• SHORT TASK: Find all lines in the records that include the word "data", and copy them out.

• RECORDS FOR THIS TASK:
^^^^^^^^^^^^^^^^

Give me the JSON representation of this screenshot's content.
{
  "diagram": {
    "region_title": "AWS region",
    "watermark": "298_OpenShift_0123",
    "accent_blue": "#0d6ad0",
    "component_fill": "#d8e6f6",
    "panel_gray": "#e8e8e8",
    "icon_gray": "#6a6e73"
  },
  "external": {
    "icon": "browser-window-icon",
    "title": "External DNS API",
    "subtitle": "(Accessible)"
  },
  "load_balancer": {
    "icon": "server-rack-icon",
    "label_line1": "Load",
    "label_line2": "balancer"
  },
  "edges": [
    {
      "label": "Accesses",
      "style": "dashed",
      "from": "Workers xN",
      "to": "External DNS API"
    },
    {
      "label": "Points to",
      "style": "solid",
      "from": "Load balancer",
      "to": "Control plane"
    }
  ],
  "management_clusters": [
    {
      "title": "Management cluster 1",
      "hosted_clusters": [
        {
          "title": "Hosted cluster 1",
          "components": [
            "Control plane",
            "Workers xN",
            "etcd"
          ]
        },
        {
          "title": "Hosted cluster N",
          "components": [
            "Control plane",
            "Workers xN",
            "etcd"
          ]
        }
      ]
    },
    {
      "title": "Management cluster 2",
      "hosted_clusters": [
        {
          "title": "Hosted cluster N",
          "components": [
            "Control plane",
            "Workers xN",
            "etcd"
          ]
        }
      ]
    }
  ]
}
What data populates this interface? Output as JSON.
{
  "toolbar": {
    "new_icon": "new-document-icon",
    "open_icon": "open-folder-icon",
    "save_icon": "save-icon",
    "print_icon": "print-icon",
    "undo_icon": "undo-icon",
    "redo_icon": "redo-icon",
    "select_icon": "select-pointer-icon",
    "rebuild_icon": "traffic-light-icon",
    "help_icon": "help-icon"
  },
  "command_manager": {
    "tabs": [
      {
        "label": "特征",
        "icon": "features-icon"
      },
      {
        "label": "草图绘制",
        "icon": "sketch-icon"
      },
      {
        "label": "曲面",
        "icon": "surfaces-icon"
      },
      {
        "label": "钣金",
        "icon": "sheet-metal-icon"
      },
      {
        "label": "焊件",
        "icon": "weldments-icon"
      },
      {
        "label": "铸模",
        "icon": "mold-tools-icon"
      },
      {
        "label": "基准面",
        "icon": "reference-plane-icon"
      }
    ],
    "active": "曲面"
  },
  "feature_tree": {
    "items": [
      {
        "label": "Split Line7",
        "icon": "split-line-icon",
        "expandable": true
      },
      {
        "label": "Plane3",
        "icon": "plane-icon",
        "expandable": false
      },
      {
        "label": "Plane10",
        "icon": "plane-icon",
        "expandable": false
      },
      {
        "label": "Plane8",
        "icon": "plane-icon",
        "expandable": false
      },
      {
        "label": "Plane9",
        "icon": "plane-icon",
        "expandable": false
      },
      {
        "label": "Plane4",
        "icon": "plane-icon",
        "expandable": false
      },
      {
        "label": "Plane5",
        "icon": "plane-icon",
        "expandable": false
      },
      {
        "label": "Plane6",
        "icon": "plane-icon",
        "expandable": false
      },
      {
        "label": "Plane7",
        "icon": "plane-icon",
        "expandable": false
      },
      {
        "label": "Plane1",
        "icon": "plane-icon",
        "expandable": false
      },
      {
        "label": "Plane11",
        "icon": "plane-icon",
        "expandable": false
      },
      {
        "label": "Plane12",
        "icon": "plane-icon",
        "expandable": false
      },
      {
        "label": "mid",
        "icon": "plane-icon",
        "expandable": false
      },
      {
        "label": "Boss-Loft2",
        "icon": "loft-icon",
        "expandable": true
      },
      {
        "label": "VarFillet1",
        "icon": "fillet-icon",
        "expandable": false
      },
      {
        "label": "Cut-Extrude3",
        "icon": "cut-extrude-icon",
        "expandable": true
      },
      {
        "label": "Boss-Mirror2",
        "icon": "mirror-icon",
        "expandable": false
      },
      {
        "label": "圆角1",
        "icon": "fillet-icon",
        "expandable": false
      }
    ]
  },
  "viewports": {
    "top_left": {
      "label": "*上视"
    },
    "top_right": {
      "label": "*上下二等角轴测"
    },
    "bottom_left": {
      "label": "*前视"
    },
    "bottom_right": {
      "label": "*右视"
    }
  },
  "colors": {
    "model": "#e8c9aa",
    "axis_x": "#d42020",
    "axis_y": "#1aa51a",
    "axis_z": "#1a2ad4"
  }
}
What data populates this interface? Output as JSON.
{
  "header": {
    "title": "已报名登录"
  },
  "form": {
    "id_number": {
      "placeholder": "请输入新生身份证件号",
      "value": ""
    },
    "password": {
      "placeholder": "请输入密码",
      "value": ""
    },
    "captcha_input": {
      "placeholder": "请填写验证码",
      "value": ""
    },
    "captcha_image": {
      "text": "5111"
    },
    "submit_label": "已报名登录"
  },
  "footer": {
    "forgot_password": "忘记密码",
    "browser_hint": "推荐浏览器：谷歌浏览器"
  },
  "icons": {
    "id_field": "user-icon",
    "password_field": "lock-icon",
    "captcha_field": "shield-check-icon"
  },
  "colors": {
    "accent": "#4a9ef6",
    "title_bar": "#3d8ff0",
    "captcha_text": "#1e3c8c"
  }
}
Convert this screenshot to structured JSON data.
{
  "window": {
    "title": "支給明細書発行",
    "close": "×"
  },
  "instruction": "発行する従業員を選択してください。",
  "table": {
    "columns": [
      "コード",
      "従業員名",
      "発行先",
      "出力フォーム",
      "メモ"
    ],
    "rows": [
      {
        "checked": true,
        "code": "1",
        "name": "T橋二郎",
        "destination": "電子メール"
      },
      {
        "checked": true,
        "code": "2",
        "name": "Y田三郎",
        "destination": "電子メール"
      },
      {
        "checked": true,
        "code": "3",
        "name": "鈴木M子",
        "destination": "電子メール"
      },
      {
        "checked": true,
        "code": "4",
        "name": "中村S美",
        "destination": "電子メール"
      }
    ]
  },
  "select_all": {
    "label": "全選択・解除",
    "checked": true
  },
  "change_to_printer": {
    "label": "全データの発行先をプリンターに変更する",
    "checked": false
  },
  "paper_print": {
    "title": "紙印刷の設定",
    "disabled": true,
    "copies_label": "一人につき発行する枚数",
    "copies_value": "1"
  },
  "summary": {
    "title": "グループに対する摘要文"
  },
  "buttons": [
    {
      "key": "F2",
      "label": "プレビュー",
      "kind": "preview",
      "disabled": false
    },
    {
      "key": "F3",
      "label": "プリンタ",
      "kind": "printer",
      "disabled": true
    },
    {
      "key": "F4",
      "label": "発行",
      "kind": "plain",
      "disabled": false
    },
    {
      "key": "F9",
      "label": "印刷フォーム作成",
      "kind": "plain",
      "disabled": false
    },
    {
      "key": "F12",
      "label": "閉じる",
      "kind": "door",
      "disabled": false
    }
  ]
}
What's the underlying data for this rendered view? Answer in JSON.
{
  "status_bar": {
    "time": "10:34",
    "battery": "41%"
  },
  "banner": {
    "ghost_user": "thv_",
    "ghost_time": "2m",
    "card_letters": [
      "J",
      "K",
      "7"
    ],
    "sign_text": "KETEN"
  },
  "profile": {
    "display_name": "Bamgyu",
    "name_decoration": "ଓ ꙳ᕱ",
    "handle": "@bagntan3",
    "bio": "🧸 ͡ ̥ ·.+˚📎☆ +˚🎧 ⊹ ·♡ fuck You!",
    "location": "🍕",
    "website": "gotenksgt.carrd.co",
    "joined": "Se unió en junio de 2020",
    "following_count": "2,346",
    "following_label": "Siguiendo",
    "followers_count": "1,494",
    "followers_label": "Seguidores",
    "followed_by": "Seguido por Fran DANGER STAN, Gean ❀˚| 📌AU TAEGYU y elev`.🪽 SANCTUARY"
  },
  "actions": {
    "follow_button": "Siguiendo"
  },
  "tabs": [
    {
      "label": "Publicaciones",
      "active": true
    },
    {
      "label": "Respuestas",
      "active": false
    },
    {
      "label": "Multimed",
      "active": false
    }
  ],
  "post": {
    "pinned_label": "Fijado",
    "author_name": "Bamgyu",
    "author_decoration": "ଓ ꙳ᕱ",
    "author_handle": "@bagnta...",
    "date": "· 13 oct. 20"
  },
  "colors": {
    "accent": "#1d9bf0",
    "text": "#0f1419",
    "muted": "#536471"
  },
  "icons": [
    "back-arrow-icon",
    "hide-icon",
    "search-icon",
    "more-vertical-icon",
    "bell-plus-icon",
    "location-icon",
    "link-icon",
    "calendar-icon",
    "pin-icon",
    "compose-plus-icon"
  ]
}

^^^^^^^^^^^^^^^^

• TASK OUTPUT:
What data populates this interface? Output as JSON.
What data populates this interface? Output as JSON.
Convert this screenshot to structured JSON data.
What's the underlying data for this rendered view? Answer in JSON.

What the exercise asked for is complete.